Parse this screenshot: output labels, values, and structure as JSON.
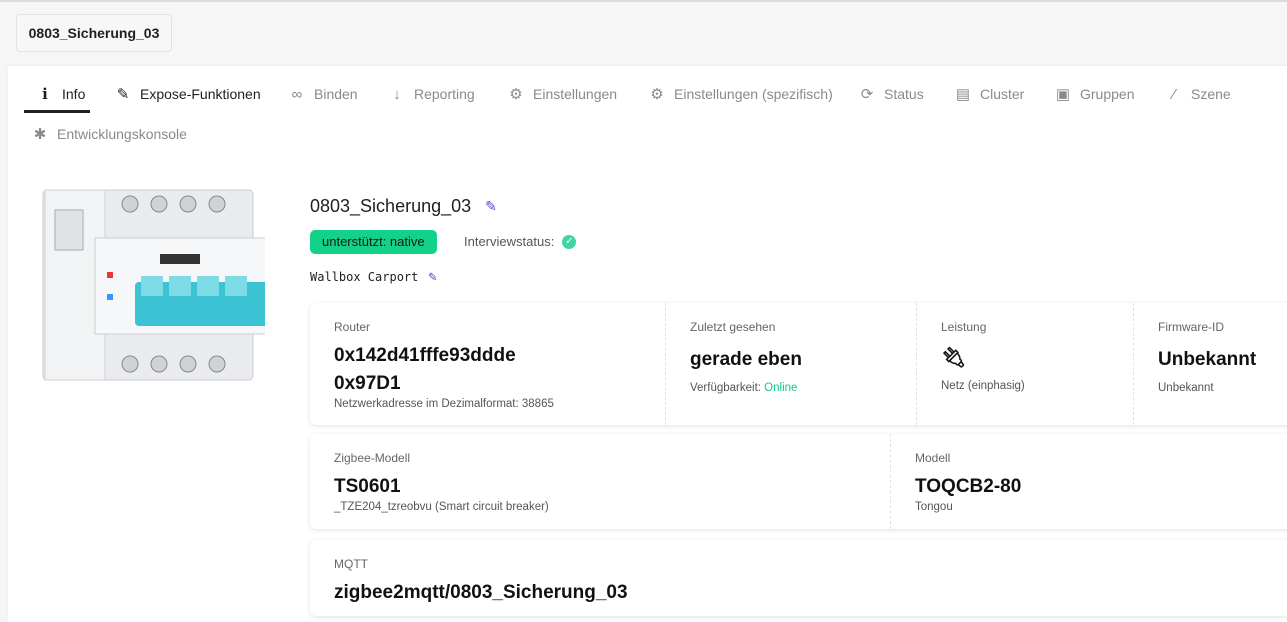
{
  "device_tab": "0803_Sicherung_03",
  "tabs": [
    {
      "label": "Info",
      "icon": "info-icon"
    },
    {
      "label": "Expose-Funktionen",
      "icon": "pencil-icon"
    },
    {
      "label": "Binden",
      "icon": "link-icon"
    },
    {
      "label": "Reporting",
      "icon": "arrow-down-icon"
    },
    {
      "label": "Einstellungen",
      "icon": "cogs-icon"
    },
    {
      "label": "Einstellungen (spezifisch)",
      "icon": "gear-icon"
    },
    {
      "label": "Status",
      "icon": "sync-icon"
    },
    {
      "label": "Cluster",
      "icon": "file-icon"
    },
    {
      "label": "Gruppen",
      "icon": "object-group-icon"
    },
    {
      "label": "Szene",
      "icon": "magic-wand-icon"
    },
    {
      "label": "Entwicklungskonsole",
      "icon": "bug-icon"
    }
  ],
  "device": {
    "name": "0803_Sicherung_03",
    "support_badge": "unterstützt: native",
    "interview_label": "Interviewstatus:",
    "description": "Wallbox Carport",
    "image_text": {
      "brand": "tongou",
      "model": "TOQCB2-80"
    }
  },
  "card1": {
    "router": {
      "label": "Router",
      "ieee": "0x142d41fffe93ddde",
      "nwk": "0x97D1",
      "sub": "Netzwerkadresse im Dezimalformat: 38865"
    },
    "last_seen": {
      "label": "Zuletzt gesehen",
      "value": "gerade eben",
      "avail_label": "Verfügbarkeit:",
      "avail_value": "Online"
    },
    "power": {
      "label": "Leistung",
      "sub": "Netz (einphasig)"
    },
    "firmware": {
      "label": "Firmware-ID",
      "value": "Unbekannt",
      "sub": "Unbekannt"
    }
  },
  "card2": {
    "zigbee": {
      "label": "Zigbee-Modell",
      "value": "TS0601",
      "sub": "_TZE204_tzreobvu (Smart circuit breaker)"
    },
    "model": {
      "label": "Modell",
      "value": "TOQCB2-80",
      "sub": "Tongou"
    }
  },
  "card3": {
    "label": "MQTT",
    "value": "zigbee2mqtt/0803_Sicherung_03"
  }
}
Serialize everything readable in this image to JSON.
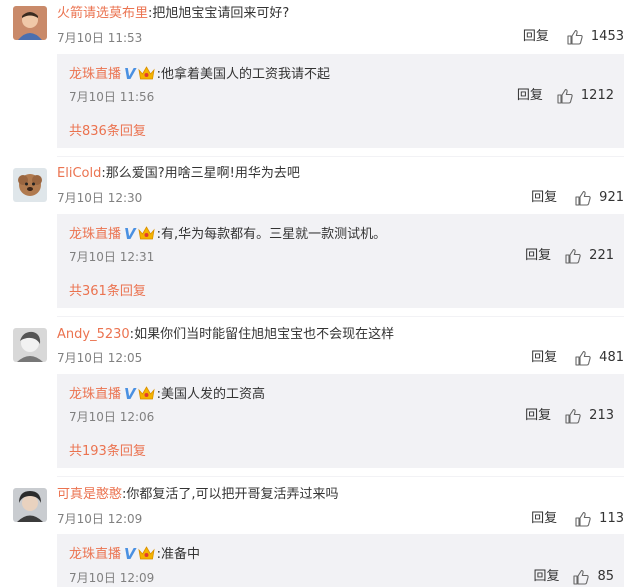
{
  "threads": [
    {
      "user": "火箭请选莫布里",
      "text": "把旭旭宝宝请回来可好?",
      "time": "7月10日 11:53",
      "reply_label": "回复",
      "likes": "1453",
      "sub": {
        "user": "龙珠直播",
        "text": "他拿着美国人的工资我请不起",
        "time": "7月10日 11:56",
        "reply_label": "回复",
        "likes": "1212",
        "total": "共836条回复"
      }
    },
    {
      "user": "EliCold",
      "text": "那么爱国?用啥三星啊!用华为去吧",
      "time": "7月10日 12:30",
      "reply_label": "回复",
      "likes": "921",
      "sub": {
        "user": "龙珠直播",
        "text": "有,华为每款都有。三星就一款测试机。",
        "time": "7月10日 12:31",
        "reply_label": "回复",
        "likes": "221",
        "total": "共361条回复"
      }
    },
    {
      "user": "Andy_5230",
      "text": "如果你们当时能留住旭旭宝宝也不会现在这样",
      "time": "7月10日 12:05",
      "reply_label": "回复",
      "likes": "481",
      "sub": {
        "user": "龙珠直播",
        "text": "美国人发的工资高",
        "time": "7月10日 12:06",
        "reply_label": "回复",
        "likes": "213",
        "total": "共193条回复"
      }
    },
    {
      "user": "可真是憨憨",
      "text": "你都复活了,可以把开哥复活弄过来吗",
      "time": "7月10日 12:09",
      "reply_label": "回复",
      "likes": "113",
      "sub": {
        "user": "龙珠直播",
        "text": "准备中",
        "time": "7月10日 12:09",
        "reply_label": "回复",
        "likes": "85"
      }
    }
  ],
  "icons": {
    "verified": "V",
    "like": "thumbs-up-icon",
    "vip": "crown-icon"
  },
  "colors": {
    "username": "#eb7350",
    "verified": "#4a90e2",
    "subbox_bg": "#f2f2f5",
    "time": "#808080"
  }
}
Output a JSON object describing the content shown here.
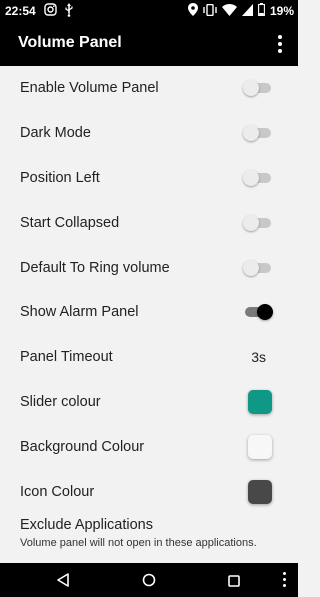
{
  "status_bar": {
    "time": "22:54",
    "left_icons": [
      "instagram-icon",
      "usb-icon"
    ],
    "right_icons": [
      "location-icon",
      "vibrate-icon",
      "wifi-icon",
      "signal-icon",
      "battery-icon"
    ],
    "battery_percent": "19%"
  },
  "app_bar": {
    "title": "Volume Panel",
    "menu_icon": "overflow-menu-icon"
  },
  "settings": {
    "enable_volume_panel": {
      "label": "Enable Volume Panel",
      "enabled": false
    },
    "dark_mode": {
      "label": "Dark Mode",
      "enabled": false
    },
    "position_left": {
      "label": "Position Left",
      "enabled": false
    },
    "start_collapsed": {
      "label": "Start Collapsed",
      "enabled": false
    },
    "default_to_ring_volume": {
      "label": "Default To Ring volume",
      "enabled": false
    },
    "show_alarm_panel": {
      "label": "Show Alarm Panel",
      "enabled": true
    },
    "panel_timeout": {
      "label": "Panel Timeout",
      "value": "3s"
    },
    "slider_colour": {
      "label": "Slider colour",
      "color": "#0f9886"
    },
    "background_colour": {
      "label": "Background Colour",
      "color": "#f7f7f7"
    },
    "icon_colour": {
      "label": "Icon Colour",
      "color": "#484848"
    },
    "exclude_applications": {
      "label": "Exclude Applications",
      "description": "Volume panel will not open in these applications."
    }
  },
  "nav_bar": {
    "icons": [
      "back-icon",
      "home-icon",
      "recents-icon",
      "nav-menu-icon"
    ]
  },
  "colors": {
    "app_bar": "#000000",
    "background": "#f2f2f2",
    "switch_on_thumb": "#000000",
    "switch_off_track": "#c8c8c8"
  }
}
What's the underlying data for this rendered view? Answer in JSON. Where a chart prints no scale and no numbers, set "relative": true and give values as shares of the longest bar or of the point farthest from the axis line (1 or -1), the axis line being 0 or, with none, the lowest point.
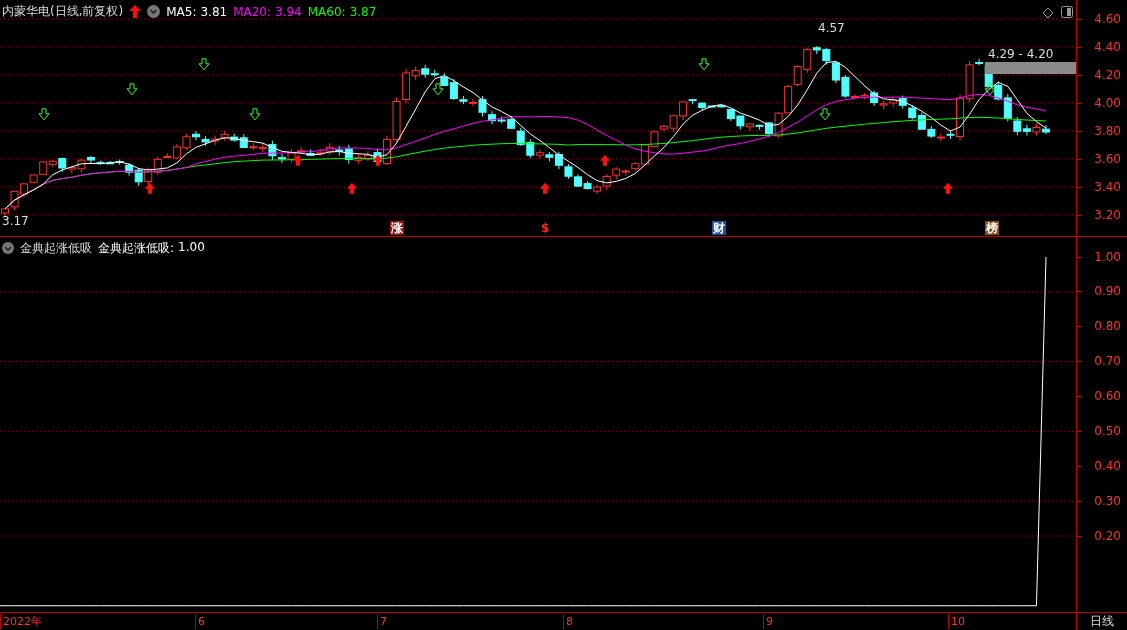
{
  "header": {
    "title": "内蒙华电(日线,前复权)",
    "ma": [
      {
        "label": "MA5:",
        "value": "3.81",
        "color": "#ffffff"
      },
      {
        "label": "MA20:",
        "value": "3.94",
        "color": "#ff00ff"
      },
      {
        "label": "MA60:",
        "value": "3.87",
        "color": "#00ff00"
      }
    ]
  },
  "price_axis": {
    "ticks": [
      "4.60",
      "4.40",
      "4.20",
      "4.00",
      "3.80",
      "3.60",
      "3.40",
      "3.20"
    ]
  },
  "annotations": {
    "high": "4.57",
    "low": "3.17",
    "range": "4.29 - 4.20"
  },
  "events": [
    {
      "label": "涨",
      "kind": "filled",
      "color": "#a01010"
    },
    {
      "label": "$",
      "kind": "plain",
      "color": "#ff2020"
    },
    {
      "label": "财",
      "kind": "filled",
      "color": "#1e4f9a"
    },
    {
      "label": "榜",
      "kind": "filled",
      "color": "#8a4a10"
    }
  ],
  "indicator": {
    "reading_label": "金典起涨低吸:",
    "reading": "1.00",
    "chart_data": {
      "type": "line",
      "series": [
        {
          "name": "金典起涨低吸",
          "color": "#ffffff",
          "values": [
            0,
            0,
            0,
            0,
            0,
            0,
            0,
            0,
            0,
            0,
            0,
            0,
            0,
            0,
            0,
            0,
            0,
            0,
            0,
            0,
            0,
            0,
            0,
            0,
            0,
            0,
            0,
            0,
            0,
            0,
            0,
            0,
            0,
            0,
            0,
            0,
            0,
            0,
            0,
            0,
            0,
            0,
            0,
            0,
            0,
            0,
            0,
            0,
            0,
            0,
            0,
            0,
            0,
            0,
            0,
            0,
            0,
            0,
            0,
            0,
            0,
            0,
            0,
            0,
            0,
            0,
            0,
            0,
            0,
            0,
            0,
            0,
            0,
            0,
            0,
            0,
            0,
            0,
            0,
            0,
            0,
            0,
            0,
            0,
            0,
            0,
            0,
            0,
            0,
            0,
            0,
            0,
            0,
            0,
            0,
            0,
            0,
            0,
            0,
            0,
            0,
            0,
            0,
            0,
            0,
            0,
            0,
            0,
            0,
            1
          ]
        }
      ],
      "relative": true
    },
    "axis_ticks": [
      "1.00",
      "0.90",
      "0.80",
      "0.70",
      "0.60",
      "0.50",
      "0.40",
      "0.30",
      "0.20"
    ]
  },
  "x_axis": {
    "labels": [
      "2022年",
      "6",
      "7",
      "8",
      "9",
      "10"
    ],
    "period": "日线"
  }
}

-=-=-

**EXERCISE DIRECTIONS**.
Reply with one number: the count of lines in the entries that include the word "menu".

**ANSWER FOR THIS EXERCISE**.
2